Copy out each line that has "Wszystkie" in it.

Data entries:
╭──
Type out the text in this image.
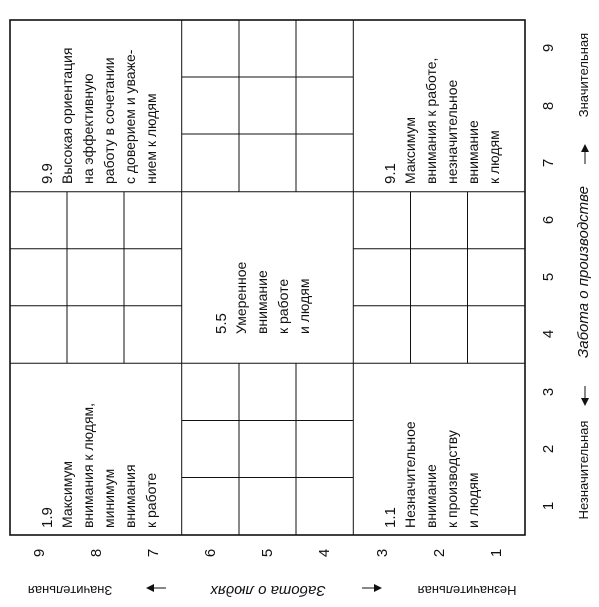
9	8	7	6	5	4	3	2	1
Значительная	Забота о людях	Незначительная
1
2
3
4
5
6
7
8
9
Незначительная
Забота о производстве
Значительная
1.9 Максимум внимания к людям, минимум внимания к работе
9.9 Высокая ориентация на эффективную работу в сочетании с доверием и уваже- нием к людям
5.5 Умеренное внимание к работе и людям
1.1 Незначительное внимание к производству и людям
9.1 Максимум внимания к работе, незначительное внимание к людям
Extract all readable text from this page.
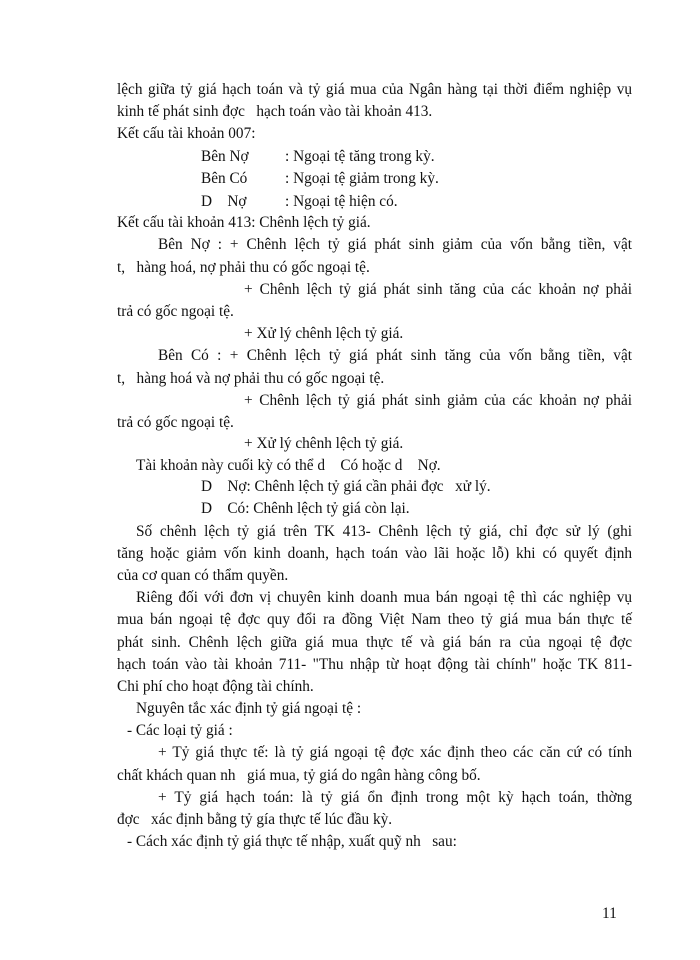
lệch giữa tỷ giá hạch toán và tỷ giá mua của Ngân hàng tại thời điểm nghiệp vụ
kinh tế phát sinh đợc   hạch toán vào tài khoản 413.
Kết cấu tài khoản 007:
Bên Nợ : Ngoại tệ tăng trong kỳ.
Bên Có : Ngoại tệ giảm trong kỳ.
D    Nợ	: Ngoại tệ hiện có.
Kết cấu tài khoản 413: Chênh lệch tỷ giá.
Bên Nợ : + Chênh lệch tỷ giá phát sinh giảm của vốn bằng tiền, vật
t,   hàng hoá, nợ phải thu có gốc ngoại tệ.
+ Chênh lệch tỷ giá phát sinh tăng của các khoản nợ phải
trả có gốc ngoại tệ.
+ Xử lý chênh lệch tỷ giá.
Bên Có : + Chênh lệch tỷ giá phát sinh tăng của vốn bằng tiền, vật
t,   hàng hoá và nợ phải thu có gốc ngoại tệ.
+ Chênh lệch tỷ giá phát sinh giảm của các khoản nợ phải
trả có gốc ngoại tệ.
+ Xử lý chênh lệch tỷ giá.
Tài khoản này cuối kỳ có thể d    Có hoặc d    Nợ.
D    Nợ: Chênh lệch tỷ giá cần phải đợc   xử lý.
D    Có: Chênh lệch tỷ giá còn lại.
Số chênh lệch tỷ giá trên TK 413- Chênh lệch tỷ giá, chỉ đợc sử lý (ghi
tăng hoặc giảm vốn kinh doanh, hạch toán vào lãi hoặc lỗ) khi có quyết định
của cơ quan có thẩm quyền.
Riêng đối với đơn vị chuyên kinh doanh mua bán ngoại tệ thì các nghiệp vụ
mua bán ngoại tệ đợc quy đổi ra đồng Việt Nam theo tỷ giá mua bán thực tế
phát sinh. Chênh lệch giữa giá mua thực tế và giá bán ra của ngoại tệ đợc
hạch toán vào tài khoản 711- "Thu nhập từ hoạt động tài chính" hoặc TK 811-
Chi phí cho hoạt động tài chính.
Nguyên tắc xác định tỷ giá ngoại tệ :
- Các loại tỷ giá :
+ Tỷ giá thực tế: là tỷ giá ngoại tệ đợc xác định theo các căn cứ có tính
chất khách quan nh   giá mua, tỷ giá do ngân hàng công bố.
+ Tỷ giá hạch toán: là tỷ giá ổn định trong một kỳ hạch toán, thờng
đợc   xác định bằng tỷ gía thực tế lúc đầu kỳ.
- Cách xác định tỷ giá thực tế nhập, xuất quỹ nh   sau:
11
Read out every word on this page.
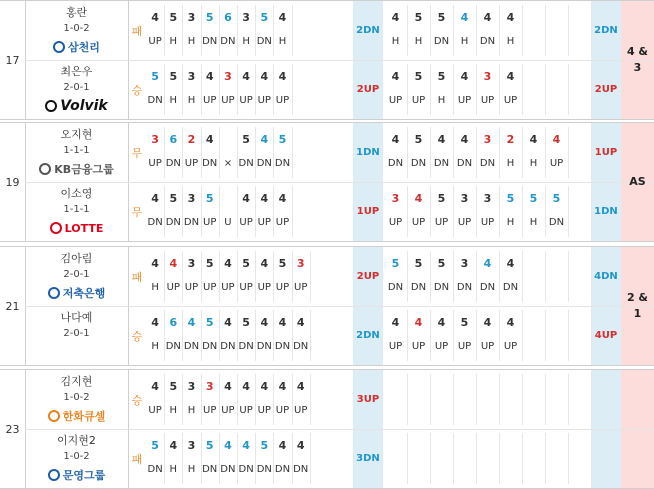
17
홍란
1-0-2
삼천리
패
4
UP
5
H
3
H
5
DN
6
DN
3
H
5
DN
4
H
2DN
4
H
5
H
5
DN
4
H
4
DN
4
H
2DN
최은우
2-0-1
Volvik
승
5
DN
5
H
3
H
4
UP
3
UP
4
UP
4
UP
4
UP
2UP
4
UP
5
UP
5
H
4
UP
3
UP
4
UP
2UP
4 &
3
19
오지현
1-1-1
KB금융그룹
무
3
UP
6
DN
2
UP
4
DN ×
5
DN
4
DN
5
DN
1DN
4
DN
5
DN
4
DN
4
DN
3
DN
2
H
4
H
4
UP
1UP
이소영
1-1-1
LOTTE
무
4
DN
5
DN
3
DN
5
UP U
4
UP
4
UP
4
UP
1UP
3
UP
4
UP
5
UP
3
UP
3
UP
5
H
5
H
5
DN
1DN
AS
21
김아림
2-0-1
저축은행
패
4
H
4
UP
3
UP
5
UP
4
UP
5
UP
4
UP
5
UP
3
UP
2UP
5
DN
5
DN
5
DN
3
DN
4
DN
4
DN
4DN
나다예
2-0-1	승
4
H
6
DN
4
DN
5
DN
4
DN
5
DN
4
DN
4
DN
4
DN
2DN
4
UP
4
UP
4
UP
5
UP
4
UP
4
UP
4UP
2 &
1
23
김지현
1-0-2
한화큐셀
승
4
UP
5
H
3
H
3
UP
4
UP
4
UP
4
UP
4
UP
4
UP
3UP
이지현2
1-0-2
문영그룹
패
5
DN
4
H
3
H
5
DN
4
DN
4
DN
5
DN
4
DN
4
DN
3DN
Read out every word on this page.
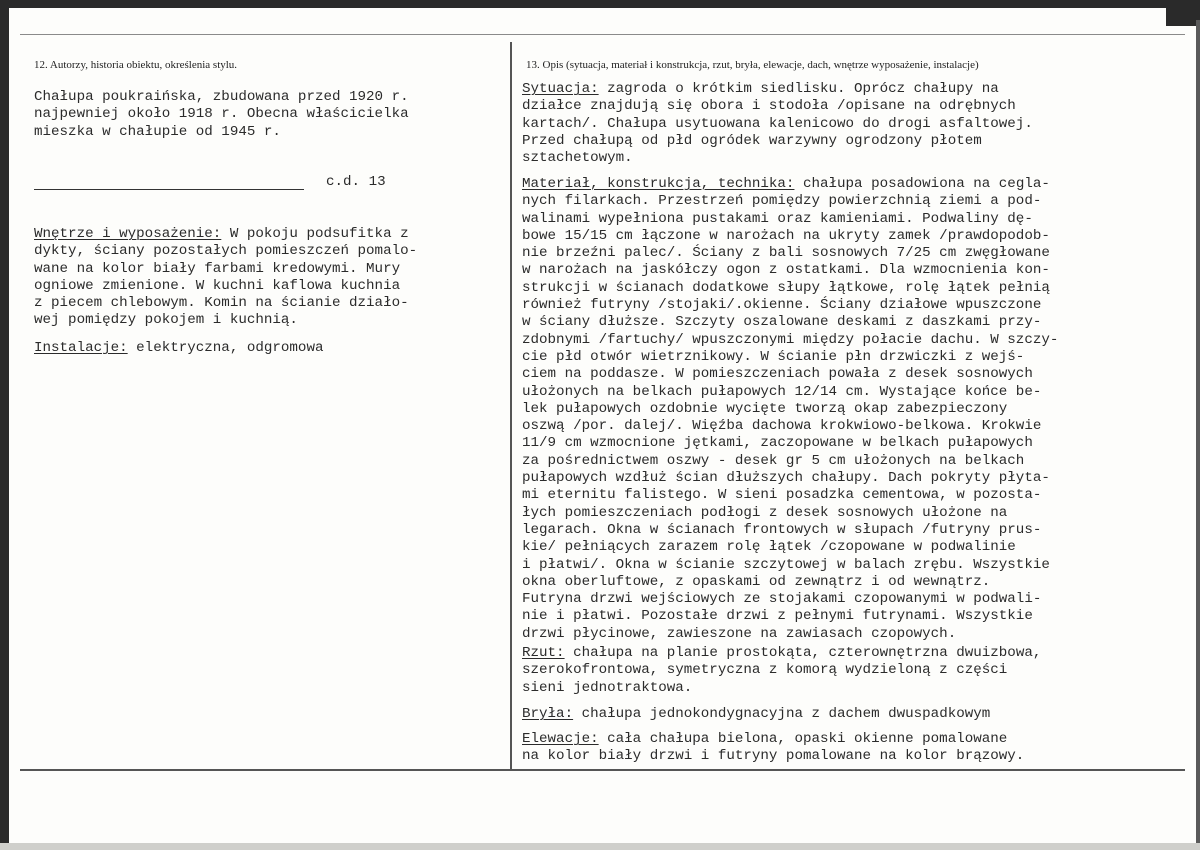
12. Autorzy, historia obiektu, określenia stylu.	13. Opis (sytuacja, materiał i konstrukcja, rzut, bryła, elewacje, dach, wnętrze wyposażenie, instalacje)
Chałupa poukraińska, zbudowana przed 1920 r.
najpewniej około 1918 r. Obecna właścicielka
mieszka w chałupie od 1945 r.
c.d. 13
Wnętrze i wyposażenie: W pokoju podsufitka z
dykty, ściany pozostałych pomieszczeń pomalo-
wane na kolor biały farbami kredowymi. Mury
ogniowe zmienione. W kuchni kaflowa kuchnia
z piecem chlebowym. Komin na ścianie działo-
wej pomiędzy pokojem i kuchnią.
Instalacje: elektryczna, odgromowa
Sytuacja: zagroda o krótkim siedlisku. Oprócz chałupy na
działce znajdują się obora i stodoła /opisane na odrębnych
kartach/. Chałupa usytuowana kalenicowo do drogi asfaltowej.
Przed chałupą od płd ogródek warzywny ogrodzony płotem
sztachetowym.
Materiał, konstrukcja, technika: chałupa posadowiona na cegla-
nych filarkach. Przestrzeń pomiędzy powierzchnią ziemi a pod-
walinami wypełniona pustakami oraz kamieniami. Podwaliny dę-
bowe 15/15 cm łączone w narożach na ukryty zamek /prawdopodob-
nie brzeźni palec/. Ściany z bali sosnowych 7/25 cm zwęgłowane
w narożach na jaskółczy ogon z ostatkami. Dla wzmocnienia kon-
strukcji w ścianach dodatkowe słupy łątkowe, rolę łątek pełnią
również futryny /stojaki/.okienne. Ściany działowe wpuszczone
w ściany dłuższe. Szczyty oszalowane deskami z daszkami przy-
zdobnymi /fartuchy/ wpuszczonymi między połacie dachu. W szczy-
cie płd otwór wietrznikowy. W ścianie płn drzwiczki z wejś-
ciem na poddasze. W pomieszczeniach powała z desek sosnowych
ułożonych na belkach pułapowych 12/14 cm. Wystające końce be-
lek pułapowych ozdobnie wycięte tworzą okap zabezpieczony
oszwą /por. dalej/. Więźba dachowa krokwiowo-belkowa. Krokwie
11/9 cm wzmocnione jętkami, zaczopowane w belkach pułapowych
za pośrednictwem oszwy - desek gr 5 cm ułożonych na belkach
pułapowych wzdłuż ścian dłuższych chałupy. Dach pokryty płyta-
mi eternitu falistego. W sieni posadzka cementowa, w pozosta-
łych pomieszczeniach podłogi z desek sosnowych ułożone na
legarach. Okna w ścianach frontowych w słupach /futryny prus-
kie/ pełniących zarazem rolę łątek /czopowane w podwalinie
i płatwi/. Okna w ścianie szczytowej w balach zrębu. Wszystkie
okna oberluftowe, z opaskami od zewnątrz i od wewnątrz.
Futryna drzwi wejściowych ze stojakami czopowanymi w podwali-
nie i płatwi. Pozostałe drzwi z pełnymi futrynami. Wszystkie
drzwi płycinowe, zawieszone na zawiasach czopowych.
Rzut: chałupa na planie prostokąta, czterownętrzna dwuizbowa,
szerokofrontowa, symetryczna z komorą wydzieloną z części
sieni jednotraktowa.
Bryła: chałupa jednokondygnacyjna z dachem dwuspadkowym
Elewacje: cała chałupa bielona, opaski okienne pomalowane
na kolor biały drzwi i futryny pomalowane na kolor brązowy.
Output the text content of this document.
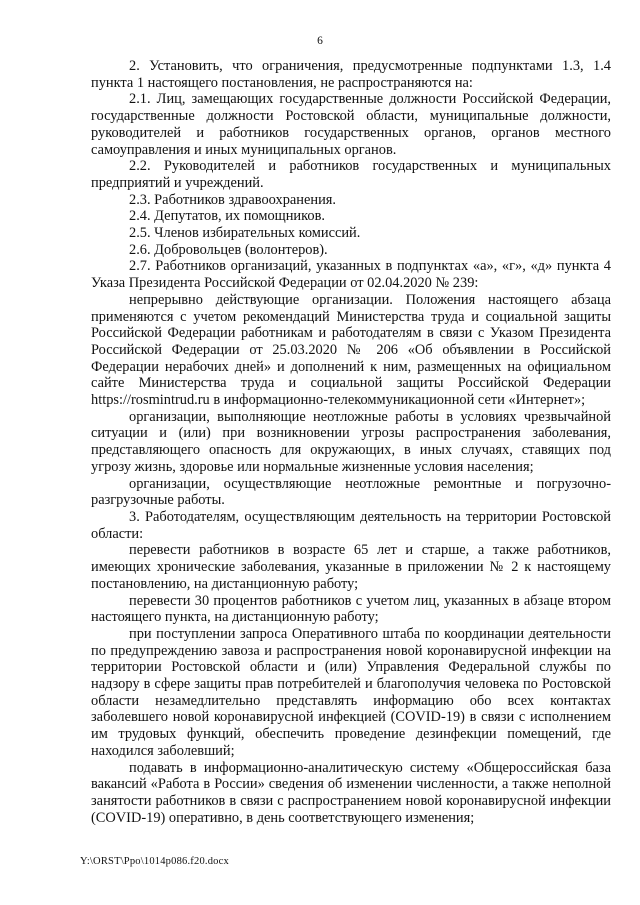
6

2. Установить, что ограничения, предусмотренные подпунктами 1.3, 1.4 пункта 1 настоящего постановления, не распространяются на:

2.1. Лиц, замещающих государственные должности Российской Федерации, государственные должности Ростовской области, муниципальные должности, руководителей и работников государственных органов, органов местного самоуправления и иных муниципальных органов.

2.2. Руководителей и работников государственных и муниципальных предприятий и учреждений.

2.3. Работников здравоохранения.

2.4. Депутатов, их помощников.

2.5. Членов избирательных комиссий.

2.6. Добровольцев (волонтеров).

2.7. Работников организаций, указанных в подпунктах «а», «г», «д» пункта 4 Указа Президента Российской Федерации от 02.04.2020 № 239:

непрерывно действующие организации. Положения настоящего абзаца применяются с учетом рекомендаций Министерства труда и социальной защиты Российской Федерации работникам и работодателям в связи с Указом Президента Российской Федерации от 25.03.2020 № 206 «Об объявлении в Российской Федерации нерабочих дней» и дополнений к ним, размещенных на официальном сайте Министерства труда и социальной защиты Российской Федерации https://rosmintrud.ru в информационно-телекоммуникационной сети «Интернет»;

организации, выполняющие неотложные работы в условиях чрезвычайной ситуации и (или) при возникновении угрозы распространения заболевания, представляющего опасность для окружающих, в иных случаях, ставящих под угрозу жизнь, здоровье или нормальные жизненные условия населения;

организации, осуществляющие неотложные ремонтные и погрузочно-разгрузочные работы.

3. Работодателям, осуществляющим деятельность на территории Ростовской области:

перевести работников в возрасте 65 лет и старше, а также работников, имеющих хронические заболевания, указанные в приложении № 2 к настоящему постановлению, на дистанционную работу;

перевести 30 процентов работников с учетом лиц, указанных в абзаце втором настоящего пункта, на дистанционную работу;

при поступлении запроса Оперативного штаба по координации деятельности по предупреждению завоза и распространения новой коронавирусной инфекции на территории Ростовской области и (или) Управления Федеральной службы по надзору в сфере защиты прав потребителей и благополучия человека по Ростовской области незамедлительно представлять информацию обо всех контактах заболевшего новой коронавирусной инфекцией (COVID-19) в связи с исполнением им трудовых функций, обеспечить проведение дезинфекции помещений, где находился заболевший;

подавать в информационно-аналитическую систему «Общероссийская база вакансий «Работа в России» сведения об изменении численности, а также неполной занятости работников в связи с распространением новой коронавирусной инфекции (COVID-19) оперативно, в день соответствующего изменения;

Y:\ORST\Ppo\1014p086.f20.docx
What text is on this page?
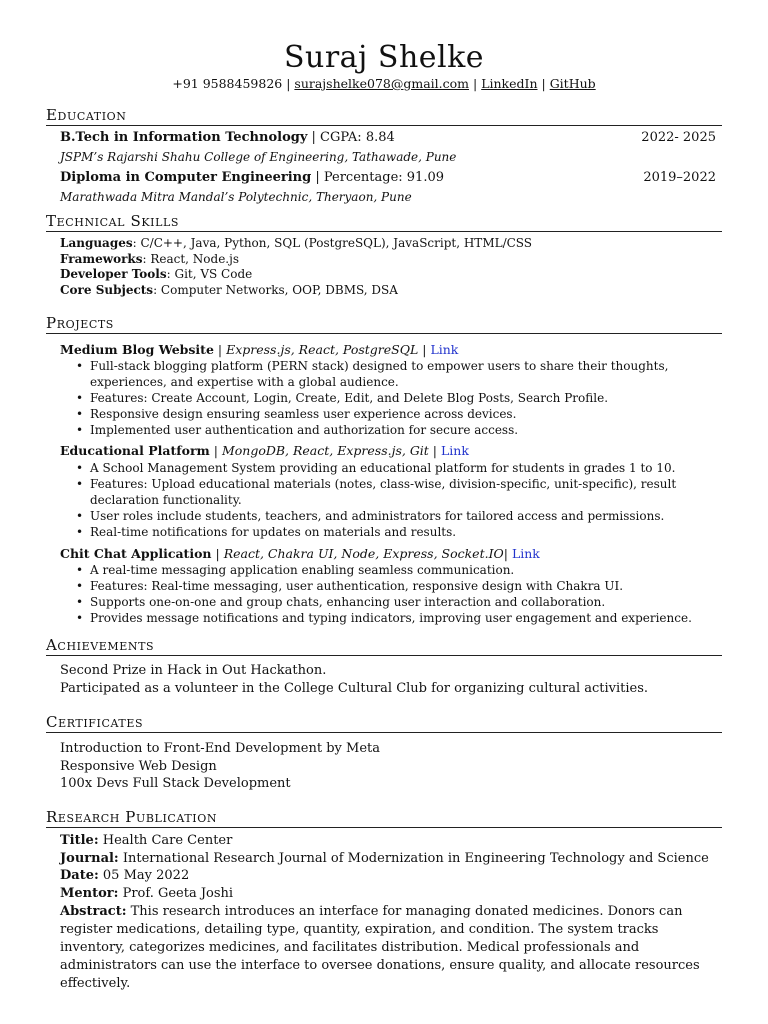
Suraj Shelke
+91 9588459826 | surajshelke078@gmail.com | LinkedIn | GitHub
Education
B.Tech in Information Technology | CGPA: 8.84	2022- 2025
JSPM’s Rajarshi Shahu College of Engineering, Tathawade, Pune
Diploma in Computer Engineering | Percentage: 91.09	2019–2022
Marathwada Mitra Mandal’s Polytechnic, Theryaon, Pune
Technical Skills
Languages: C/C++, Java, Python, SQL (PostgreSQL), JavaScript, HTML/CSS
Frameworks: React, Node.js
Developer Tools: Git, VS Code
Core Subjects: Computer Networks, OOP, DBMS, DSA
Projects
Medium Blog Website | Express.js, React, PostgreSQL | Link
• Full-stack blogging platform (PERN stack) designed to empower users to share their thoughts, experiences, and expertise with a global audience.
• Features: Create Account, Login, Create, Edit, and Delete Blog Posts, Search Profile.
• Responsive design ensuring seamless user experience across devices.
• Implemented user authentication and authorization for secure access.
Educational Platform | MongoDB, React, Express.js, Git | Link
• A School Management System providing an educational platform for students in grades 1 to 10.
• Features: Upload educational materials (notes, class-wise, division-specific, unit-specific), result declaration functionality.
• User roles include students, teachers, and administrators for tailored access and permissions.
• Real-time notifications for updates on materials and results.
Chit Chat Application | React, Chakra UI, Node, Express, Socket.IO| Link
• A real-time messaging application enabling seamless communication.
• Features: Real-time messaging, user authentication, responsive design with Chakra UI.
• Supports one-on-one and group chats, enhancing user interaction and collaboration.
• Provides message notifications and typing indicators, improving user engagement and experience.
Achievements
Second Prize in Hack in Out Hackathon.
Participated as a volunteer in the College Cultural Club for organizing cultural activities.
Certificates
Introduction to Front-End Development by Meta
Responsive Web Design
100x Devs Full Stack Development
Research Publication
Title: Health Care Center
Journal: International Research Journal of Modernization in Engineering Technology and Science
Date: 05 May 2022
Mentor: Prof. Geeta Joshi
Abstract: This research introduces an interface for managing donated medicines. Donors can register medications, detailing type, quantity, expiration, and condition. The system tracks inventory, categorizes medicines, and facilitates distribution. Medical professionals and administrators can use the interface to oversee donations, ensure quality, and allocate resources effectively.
╰──
◆ **Answer to this problem**
i płatwi/. Okna w ścianie szczytowej w balach zrębu. Wszystkie
nie i płatwi. Pozostałe drzwi z pełnymi futrynami. Wszystkie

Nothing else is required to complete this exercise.